Objective
Reply with one number: the count of lines in the data that hold the string "的离心率为".

Extracted information
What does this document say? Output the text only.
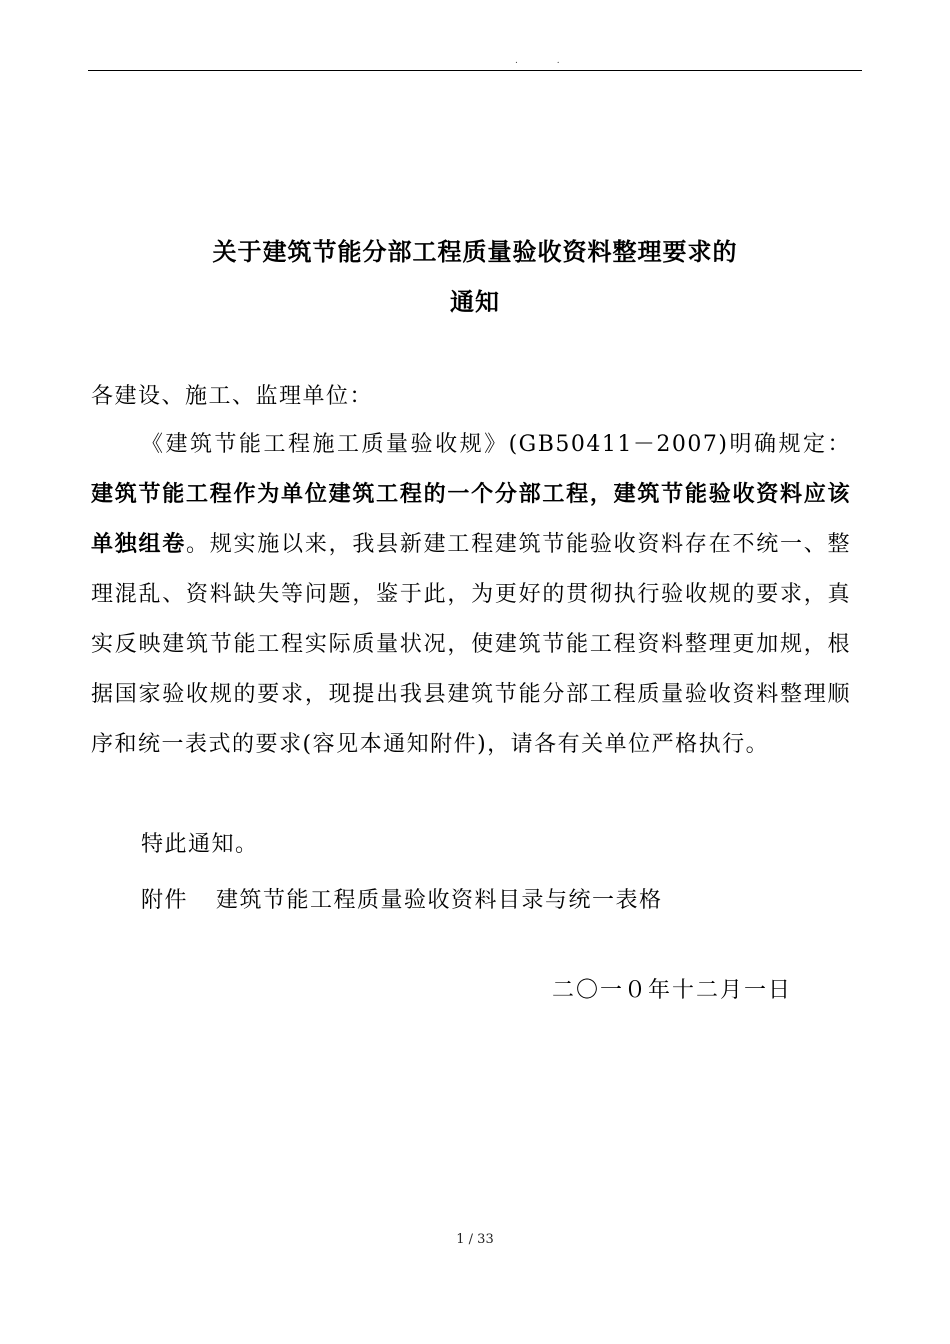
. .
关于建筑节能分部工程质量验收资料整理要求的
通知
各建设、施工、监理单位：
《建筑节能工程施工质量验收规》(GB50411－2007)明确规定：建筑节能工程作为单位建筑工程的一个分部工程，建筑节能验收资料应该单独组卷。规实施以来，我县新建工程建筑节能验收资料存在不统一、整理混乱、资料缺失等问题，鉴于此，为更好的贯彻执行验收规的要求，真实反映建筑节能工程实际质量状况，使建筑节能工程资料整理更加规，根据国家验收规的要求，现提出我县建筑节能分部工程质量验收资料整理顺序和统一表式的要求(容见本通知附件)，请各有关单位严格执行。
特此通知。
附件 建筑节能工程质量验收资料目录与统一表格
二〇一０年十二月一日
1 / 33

* * *

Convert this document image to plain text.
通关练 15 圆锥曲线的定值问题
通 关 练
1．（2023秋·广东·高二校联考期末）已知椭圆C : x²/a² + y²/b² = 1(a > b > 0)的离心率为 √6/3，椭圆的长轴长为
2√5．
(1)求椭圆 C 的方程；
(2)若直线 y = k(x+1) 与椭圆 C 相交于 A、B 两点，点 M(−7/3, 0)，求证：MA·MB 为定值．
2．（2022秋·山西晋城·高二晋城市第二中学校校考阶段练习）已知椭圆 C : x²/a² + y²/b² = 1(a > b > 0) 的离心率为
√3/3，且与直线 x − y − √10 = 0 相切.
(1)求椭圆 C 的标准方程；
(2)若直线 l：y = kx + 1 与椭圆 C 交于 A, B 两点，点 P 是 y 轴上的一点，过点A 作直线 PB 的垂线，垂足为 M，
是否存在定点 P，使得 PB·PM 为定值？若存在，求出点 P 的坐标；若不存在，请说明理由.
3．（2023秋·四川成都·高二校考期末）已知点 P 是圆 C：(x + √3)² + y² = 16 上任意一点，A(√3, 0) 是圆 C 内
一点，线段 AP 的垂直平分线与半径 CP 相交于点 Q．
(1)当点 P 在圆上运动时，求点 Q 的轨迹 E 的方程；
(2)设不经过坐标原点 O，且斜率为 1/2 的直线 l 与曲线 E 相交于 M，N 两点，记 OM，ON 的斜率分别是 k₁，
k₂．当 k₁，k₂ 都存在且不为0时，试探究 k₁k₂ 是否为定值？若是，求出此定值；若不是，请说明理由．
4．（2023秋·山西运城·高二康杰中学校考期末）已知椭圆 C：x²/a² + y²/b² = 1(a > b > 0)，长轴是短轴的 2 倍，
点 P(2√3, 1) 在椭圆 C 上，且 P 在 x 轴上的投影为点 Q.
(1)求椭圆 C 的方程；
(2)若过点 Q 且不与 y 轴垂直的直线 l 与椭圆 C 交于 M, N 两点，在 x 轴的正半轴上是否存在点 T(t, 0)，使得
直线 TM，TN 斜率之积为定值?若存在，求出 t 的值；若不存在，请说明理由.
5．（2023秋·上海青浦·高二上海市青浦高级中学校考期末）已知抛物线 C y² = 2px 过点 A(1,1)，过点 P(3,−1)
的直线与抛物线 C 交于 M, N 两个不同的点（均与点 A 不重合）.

Expected answer
2